■ WHAT YOU ARE ASKED TO DO: Print the listing below exactly.

◆ ◆ ◆ ◆ ◆ ◆ ◆

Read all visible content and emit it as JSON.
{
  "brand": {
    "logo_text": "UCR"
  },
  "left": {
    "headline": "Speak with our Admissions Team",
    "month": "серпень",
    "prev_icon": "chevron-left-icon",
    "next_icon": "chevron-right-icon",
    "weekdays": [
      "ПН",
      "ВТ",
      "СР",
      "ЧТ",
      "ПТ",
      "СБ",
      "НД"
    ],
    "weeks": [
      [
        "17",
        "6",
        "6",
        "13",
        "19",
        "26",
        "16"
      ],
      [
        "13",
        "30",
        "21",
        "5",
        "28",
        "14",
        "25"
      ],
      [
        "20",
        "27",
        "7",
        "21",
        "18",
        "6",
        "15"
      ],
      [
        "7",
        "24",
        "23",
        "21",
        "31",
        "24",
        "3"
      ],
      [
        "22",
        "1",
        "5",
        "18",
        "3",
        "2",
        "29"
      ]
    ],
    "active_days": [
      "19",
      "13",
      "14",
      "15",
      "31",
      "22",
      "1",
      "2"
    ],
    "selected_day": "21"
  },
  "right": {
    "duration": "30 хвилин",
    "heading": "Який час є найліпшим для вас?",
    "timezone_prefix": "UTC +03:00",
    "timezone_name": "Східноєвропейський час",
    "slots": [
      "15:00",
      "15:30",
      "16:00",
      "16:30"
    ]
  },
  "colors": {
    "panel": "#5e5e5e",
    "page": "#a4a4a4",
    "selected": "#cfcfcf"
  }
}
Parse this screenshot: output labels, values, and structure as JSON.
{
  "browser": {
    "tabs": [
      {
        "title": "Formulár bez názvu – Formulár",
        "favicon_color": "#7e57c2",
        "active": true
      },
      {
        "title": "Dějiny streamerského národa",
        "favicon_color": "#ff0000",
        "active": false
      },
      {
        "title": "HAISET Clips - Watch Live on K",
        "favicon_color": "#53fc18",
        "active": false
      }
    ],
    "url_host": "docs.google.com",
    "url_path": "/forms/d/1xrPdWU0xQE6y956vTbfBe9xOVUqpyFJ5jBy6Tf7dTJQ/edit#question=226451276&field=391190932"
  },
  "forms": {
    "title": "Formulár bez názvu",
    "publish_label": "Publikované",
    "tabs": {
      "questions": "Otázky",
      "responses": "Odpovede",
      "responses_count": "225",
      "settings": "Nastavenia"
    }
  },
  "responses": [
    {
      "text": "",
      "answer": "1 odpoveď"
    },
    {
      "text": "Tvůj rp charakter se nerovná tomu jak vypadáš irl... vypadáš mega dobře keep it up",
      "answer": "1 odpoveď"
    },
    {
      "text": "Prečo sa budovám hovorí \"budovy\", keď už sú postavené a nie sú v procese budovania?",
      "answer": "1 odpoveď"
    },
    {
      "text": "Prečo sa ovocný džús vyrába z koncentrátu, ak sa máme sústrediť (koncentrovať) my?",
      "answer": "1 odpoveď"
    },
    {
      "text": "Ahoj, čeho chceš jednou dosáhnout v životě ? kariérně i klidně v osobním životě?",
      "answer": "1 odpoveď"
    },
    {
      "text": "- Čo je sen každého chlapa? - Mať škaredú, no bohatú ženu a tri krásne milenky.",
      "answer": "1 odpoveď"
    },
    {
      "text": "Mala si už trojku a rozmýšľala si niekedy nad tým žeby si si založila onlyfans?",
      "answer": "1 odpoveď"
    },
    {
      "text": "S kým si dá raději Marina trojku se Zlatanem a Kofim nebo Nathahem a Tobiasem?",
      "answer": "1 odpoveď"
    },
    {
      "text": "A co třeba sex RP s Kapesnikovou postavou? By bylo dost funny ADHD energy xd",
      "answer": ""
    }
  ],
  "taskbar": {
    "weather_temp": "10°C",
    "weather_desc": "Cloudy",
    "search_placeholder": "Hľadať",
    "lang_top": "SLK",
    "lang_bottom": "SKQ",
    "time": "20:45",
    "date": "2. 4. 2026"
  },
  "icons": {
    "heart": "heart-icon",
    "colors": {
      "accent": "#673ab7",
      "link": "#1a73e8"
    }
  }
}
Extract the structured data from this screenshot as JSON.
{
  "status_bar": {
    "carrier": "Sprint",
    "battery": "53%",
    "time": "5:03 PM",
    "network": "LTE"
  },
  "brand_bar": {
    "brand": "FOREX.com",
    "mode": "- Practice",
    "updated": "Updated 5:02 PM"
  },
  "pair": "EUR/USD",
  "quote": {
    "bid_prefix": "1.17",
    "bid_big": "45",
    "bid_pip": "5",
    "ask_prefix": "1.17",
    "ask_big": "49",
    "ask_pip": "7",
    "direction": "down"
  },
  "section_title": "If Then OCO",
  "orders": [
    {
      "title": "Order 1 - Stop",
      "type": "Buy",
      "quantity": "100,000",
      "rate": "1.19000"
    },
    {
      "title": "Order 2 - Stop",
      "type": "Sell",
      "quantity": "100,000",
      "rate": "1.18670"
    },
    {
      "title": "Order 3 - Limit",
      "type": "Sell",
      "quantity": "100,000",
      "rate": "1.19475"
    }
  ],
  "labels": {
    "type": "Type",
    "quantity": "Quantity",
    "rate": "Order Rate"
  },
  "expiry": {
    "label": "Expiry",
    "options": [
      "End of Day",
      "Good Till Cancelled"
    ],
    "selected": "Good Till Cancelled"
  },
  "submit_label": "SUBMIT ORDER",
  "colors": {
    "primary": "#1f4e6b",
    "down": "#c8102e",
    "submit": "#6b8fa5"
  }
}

◆ ◆ ◆ ◆ ◆ ◆ ◆

■ FINISHED TASK:
Read all visible content and emit it as JSON.
{
  "brand": {
    "logo_text": "UCR"
  },
  "left": {
    "headline": "Speak with our Admissions Team",
    "month": "серпень",
    "prev_icon": "chevron-left-icon",
    "next_icon": "chevron-right-icon",
    "weekdays": [
      "ПН",
      "ВТ",
      "СР",
      "ЧТ",
      "ПТ",
      "СБ",
      "НД"
    ],
    "weeks": [
      [
        "17",
        "6",
        "6",
        "13",
        "19",
        "26",
        "16"
      ],
      [
        "13",
        "30",
        "21",
        "5",
        "28",
        "14",
        "25"
      ],
      [
        "20",
        "27",
        "7",
        "21",
        "18",
        "6",
        "15"
      ],
      [
        "7",
        "24",
        "23",
        "21",
        "31",
        "24",
        "3"
      ],
      [
        "22",
        "1",
        "5",
        "18",
        "3",
        "2",
        "29"
      ]
    ],
    "active_days": [
      "19",
      "13",
      "14",
      "15",
      "31",
      "22",
      "1",
      "2"
    ],
    "selected_day": "21"
  },
  "right": {
    "duration": "30 хвилин",
    "heading": "Який час є найліпшим для вас?",
    "timezone_prefix": "UTC +03:00",
    "timezone_name": "Східноєвропейський час",
    "slots": [
      "15:00",
      "15:30",
      "16:00",
      "16:30"
    ]
  },
  "colors": {
    "panel": "#5e5e5e",
    "page": "#a4a4a4",
    "selected": "#cfcfcf"
  }
}
Parse this screenshot: output labels, values, and structure as JSON.
{
  "browser": {
    "tabs": [
      {
        "title": "Formulár bez názvu – Formulár",
        "favicon_color": "#7e57c2",
        "active": true
      },
      {
        "title": "Dějiny streamerského národa",
        "favicon_color": "#ff0000",
        "active": false
      },
      {
        "title": "HAISET Clips - Watch Live on K",
        "favicon_color": "#53fc18",
        "active": false
      }
    ],
    "url_host": "docs.google.com",
    "url_path": "/forms/d/1xrPdWU0xQE6y956vTbfBe9xOVUqpyFJ5jBy6Tf7dTJQ/edit#question=226451276&field=391190932"
  },
  "forms": {
    "title": "Formulár bez názvu",
    "publish_label": "Publikované",
    "tabs": {
      "questions": "Otázky",
      "responses": "Odpovede",
      "responses_count": "225",
      "settings": "Nastavenia"
    }
  },
  "responses": [
    {
      "text": "",
      "answer": "1 odpoveď"
    },
    {
      "text": "Tvůj rp charakter se nerovná tomu jak vypadáš irl... vypadáš mega dobře keep it up",
      "answer": "1 odpoveď"
    },
    {
      "text": "Prečo sa budovám hovorí \"budovy\", keď už sú postavené a nie sú v procese budovania?",
      "answer": "1 odpoveď"
    },
    {
      "text": "Prečo sa ovocný džús vyrába z koncentrátu, ak sa máme sústrediť (koncentrovať) my?",
      "answer": "1 odpoveď"
    },
    {
      "text": "Ahoj, čeho chceš jednou dosáhnout v životě ? kariérně i klidně v osobním životě?",
      "answer": "1 odpoveď"
    },
    {
      "text": "- Čo je sen každého chlapa? - Mať škaredú, no bohatú ženu a tri krásne milenky.",
      "answer": "1 odpoveď"
    },
    {
      "text": "Mala si už trojku a rozmýšľala si niekedy nad tým žeby si si založila onlyfans?",
      "answer": "1 odpoveď"
    },
    {
      "text": "S kým si dá raději Marina trojku se Zlatanem a Kofim nebo Nathahem a Tobiasem?",
      "answer": "1 odpoveď"
    },
    {
      "text": "A co třeba sex RP s Kapesnikovou postavou? By bylo dost funny ADHD energy xd",
      "answer": ""
    }
  ],
  "taskbar": {
    "weather_temp": "10°C",
    "weather_desc": "Cloudy",
    "search_placeholder": "Hľadať",
    "lang_top": "SLK",
    "lang_bottom": "SKQ",
    "time": "20:45",
    "date": "2. 4. 2026"
  },
  "icons": {
    "heart": "heart-icon",
    "colors": {
      "accent": "#673ab7",
      "link": "#1a73e8"
    }
  }
}
Extract the structured data from this screenshot as JSON.
{
  "status_bar": {
    "carrier": "Sprint",
    "battery": "53%",
    "time": "5:03 PM",
    "network": "LTE"
  },
  "brand_bar": {
    "brand": "FOREX.com",
    "mode": "- Practice",
    "updated": "Updated 5:02 PM"
  },
  "pair": "EUR/USD",
  "quote": {
    "bid_prefix": "1.17",
    "bid_big": "45",
    "bid_pip": "5",
    "ask_prefix": "1.17",
    "ask_big": "49",
    "ask_pip": "7",
    "direction": "down"
  },
  "section_title": "If Then OCO",
  "orders": [
    {
      "title": "Order 1 - Stop",
      "type": "Buy",
      "quantity": "100,000",
      "rate": "1.19000"
    },
    {
      "title": "Order 2 - Stop",
      "type": "Sell",
      "quantity": "100,000",
      "rate": "1.18670"
    },
    {
      "title": "Order 3 - Limit",
      "type": "Sell",
      "quantity": "100,000",
      "rate": "1.19475"
    }
  ],
  "labels": {
    "type": "Type",
    "quantity": "Quantity",
    "rate": "Order Rate"
  },
  "expiry": {
    "label": "Expiry",
    "options": [
      "End of Day",
      "Good Till Cancelled"
    ],
    "selected": "Good Till Cancelled"
  },
  "submit_label": "SUBMIT ORDER",
  "colors": {
    "primary": "#1f4e6b",
    "down": "#c8102e",
    "submit": "#6b8fa5"
  }
}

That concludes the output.